What to work on: Reproduce the lines below character for character, with the pictures left out of your answer.

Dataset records
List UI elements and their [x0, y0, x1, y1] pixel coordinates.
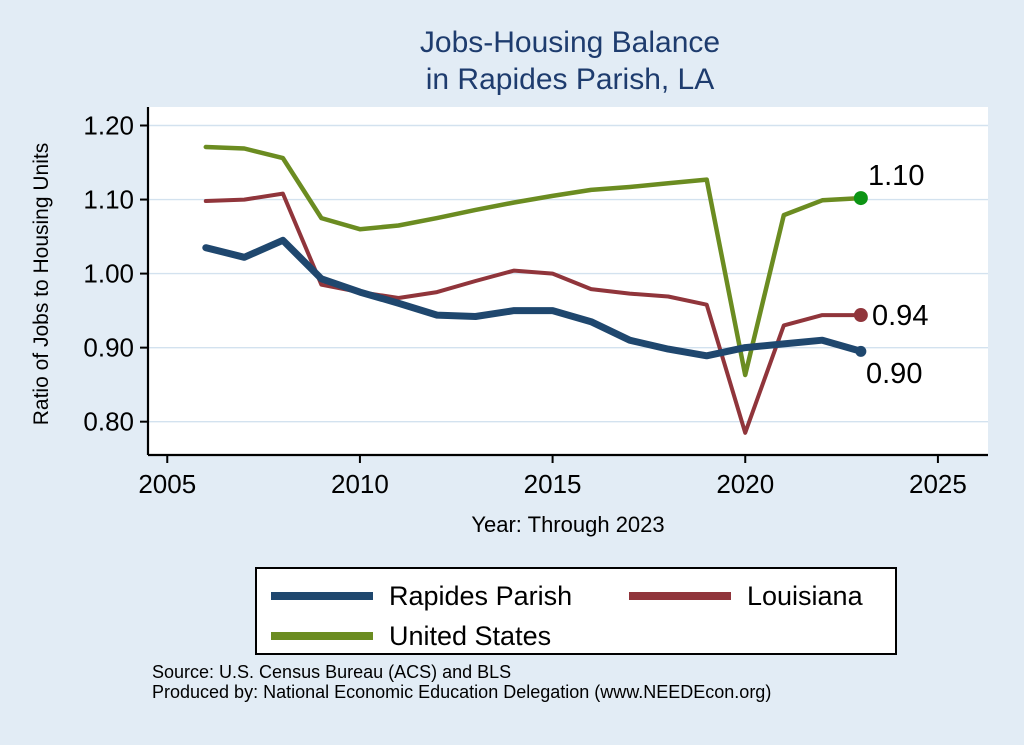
chart-title-line1: Jobs-Housing Balance: [419, 26, 721, 59]
legend-label-united-states: United States: [389, 620, 552, 651]
produced-by-note: Produced by: National Economic Education…: [152, 682, 772, 702]
svg-text:1.00: 1.00: [83, 259, 134, 289]
legend-item-rapides-parish: Rapides Parish: [271, 581, 572, 611]
legend-label-rapides-parish: Rapides Parish: [389, 580, 573, 611]
y-axis-title: Ratio of Jobs to Housing Units: [30, 142, 53, 426]
legend-swatch-united-states: [271, 632, 373, 640]
legend-swatch-louisiana: [629, 592, 731, 600]
end-label-rapides-parish: 0.90: [866, 358, 923, 390]
svg-text:1.10: 1.10: [83, 185, 134, 215]
footer-notes: Source: U.S. Census Bureau (ACS) and BLS…: [152, 662, 771, 702]
legend-label-louisiana: Louisiana: [747, 580, 863, 611]
svg-text:0.90: 0.90: [83, 333, 134, 363]
chart-title-line2: in Rapides Parish, LA: [425, 63, 715, 96]
svg-text:2005: 2005: [138, 469, 196, 499]
svg-text:2025: 2025: [909, 469, 967, 499]
svg-text:2010: 2010: [331, 469, 389, 499]
end-label-louisiana: 0.94: [872, 300, 929, 332]
svg-text:2020: 2020: [716, 469, 774, 499]
legend-item-louisiana: Louisiana: [629, 581, 863, 611]
svg-text:2015: 2015: [524, 469, 582, 499]
legend-item-united-states: United States: [271, 621, 551, 651]
svg-text:1.20: 1.20: [83, 111, 134, 141]
svg-text:0.80: 0.80: [83, 407, 134, 437]
legend-swatch-rapides-parish: [271, 592, 373, 600]
x-axis-title: Year: Through 2023: [471, 512, 665, 537]
chart-title: Jobs-Housing Balance in Rapides Parish, …: [120, 24, 1020, 98]
legend: Rapides Parish Louisiana United States: [255, 567, 897, 655]
source-note: Source: U.S. Census Bureau (ACS) and BLS: [152, 662, 512, 682]
end-label-united-states: 1.10: [868, 160, 925, 192]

Written answer:
List UI elements and their [x0, y0, x1, y1] pixel coordinates.
chart-title-line1: Jobs-Housing Balance: [419, 26, 721, 59]
legend-label-united-states: United States: [389, 620, 552, 651]
produced-by-note: Produced by: National Economic Education…: [152, 682, 772, 702]
svg-text:1.00: 1.00: [83, 259, 134, 289]
legend-item-rapides-parish: Rapides Parish: [271, 581, 572, 611]
legend-label-rapides-parish: Rapides Parish: [389, 580, 573, 611]
y-axis-title: Ratio of Jobs to Housing Units: [30, 142, 53, 426]
legend-swatch-united-states: [271, 632, 373, 640]
legend-swatch-louisiana: [629, 592, 731, 600]
end-label-rapides-parish: 0.90: [866, 358, 923, 390]
svg-text:1.10: 1.10: [83, 185, 134, 215]
footer-notes: Source: U.S. Census Bureau (ACS) and BLS…: [152, 662, 771, 702]
legend-label-louisiana: Louisiana: [747, 580, 863, 611]
svg-text:0.90: 0.90: [83, 333, 134, 363]
chart-title-line2: in Rapides Parish, LA: [425, 63, 715, 96]
svg-text:2005: 2005: [138, 469, 196, 499]
svg-text:2025: 2025: [909, 469, 967, 499]
svg-text:2010: 2010: [331, 469, 389, 499]
end-label-louisiana: 0.94: [872, 300, 929, 332]
svg-text:2020: 2020: [716, 469, 774, 499]
legend-item-louisiana: Louisiana: [629, 581, 863, 611]
svg-text:2015: 2015: [524, 469, 582, 499]
legend-item-united-states: United States: [271, 621, 551, 651]
svg-text:1.20: 1.20: [83, 111, 134, 141]
svg-text:0.80: 0.80: [83, 407, 134, 437]
legend-swatch-rapides-parish: [271, 592, 373, 600]
x-axis-title: Year: Through 2023: [471, 512, 665, 537]
chart-title: Jobs-Housing Balance in Rapides Parish, …: [120, 24, 1020, 98]
legend: Rapides Parish Louisiana United States: [255, 567, 897, 655]
source-note: Source: U.S. Census Bureau (ACS) and BLS: [152, 662, 512, 682]
end-label-united-states: 1.10: [868, 160, 925, 192]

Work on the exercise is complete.